What you have to do:
Show every line in the entries below where the word "women" appears.

Records supplied:
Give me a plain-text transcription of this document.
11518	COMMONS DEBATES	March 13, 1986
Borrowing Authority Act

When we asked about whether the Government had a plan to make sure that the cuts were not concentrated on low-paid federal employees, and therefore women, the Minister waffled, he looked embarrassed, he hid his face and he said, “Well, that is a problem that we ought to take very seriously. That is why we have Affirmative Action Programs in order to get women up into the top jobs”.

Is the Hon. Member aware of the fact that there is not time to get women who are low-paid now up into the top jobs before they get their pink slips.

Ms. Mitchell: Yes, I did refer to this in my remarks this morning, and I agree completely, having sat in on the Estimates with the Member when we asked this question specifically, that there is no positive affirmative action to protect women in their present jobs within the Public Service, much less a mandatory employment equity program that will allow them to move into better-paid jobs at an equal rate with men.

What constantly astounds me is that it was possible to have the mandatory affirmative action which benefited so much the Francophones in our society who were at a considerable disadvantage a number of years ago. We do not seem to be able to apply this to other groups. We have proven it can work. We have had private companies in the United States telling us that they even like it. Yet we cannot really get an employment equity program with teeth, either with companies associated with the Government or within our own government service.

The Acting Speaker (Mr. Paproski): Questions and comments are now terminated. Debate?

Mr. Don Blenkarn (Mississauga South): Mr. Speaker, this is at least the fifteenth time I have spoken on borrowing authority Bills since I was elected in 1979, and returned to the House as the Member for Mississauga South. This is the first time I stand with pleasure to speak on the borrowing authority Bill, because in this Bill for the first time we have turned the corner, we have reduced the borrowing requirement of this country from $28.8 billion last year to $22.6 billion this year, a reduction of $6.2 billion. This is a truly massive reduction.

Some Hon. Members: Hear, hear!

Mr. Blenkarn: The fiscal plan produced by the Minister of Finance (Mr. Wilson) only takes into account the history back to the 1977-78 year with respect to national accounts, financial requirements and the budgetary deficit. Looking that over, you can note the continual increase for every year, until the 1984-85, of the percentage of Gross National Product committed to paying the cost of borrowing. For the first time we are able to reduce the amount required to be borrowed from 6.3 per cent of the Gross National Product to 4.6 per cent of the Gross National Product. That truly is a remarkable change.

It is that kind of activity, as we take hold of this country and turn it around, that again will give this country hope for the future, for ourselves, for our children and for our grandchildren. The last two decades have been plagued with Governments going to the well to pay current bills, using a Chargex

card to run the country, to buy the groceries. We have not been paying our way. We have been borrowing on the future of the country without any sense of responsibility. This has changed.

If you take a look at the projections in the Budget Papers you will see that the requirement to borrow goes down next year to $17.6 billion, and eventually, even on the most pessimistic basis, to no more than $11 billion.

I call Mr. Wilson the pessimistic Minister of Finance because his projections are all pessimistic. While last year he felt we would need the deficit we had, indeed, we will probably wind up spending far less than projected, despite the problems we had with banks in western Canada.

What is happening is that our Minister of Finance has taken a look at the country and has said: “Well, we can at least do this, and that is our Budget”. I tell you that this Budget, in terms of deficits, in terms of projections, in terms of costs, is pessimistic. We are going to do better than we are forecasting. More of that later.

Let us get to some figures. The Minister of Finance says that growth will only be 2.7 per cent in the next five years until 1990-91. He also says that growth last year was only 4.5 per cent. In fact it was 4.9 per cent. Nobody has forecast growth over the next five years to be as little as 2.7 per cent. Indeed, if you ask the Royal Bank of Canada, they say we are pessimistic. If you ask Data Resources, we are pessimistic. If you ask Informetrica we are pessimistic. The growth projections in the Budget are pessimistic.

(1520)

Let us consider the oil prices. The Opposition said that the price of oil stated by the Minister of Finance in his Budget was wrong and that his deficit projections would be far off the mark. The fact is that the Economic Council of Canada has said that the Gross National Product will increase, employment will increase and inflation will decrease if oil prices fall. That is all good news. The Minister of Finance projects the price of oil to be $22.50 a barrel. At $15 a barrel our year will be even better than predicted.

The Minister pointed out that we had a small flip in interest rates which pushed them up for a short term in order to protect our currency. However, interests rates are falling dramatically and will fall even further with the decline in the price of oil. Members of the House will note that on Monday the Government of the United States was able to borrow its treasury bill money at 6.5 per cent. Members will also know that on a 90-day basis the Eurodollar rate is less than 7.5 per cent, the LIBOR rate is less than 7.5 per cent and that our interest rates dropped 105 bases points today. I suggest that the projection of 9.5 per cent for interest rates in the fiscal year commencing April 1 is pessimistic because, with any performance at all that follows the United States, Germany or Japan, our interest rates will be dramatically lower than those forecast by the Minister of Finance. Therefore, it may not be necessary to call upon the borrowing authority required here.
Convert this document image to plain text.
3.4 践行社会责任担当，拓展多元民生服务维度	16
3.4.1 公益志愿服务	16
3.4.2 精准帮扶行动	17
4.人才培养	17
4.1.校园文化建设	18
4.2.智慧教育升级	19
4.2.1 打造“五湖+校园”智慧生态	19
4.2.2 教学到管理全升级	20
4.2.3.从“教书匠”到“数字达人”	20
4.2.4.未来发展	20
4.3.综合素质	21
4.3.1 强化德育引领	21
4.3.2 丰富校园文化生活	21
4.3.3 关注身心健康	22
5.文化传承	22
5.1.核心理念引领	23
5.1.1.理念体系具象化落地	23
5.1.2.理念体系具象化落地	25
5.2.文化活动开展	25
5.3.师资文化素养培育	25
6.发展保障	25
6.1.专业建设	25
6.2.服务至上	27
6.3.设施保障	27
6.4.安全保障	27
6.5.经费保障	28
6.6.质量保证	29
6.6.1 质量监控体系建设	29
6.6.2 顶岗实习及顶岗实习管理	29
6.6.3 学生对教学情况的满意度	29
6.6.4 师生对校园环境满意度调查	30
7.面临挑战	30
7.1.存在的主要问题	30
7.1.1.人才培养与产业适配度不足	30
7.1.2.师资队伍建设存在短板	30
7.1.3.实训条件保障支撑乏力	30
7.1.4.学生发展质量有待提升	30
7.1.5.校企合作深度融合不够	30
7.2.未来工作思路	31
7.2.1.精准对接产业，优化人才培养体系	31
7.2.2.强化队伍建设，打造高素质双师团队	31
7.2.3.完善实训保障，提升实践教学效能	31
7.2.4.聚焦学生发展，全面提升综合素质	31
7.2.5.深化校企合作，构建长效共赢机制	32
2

Solved problem:
When we asked about whether the Government had a plan to make sure that the cuts were not concentrated on low-paid federal employees, and therefore women, the Minister waffled, he looked embarrassed, he hid his face and he said, “Well, that is a problem that we ought to take very seriously. That is why we have Affirmative Action Programs in order to get women up into the top jobs”.
Is the Hon. Member aware of the fact that there is not time to get women who are low-paid now up into the top jobs before they get their pink slips.
Ms. Mitchell: Yes, I did refer to this in my remarks this morning, and I agree completely, having sat in on the Estimates with the Member when we asked this question specifically, that there is no positive affirmative action to protect women in their present jobs within the Public Service, much less a mandatory employment equity program that will allow them to move into better-paid jobs at an equal rate with men.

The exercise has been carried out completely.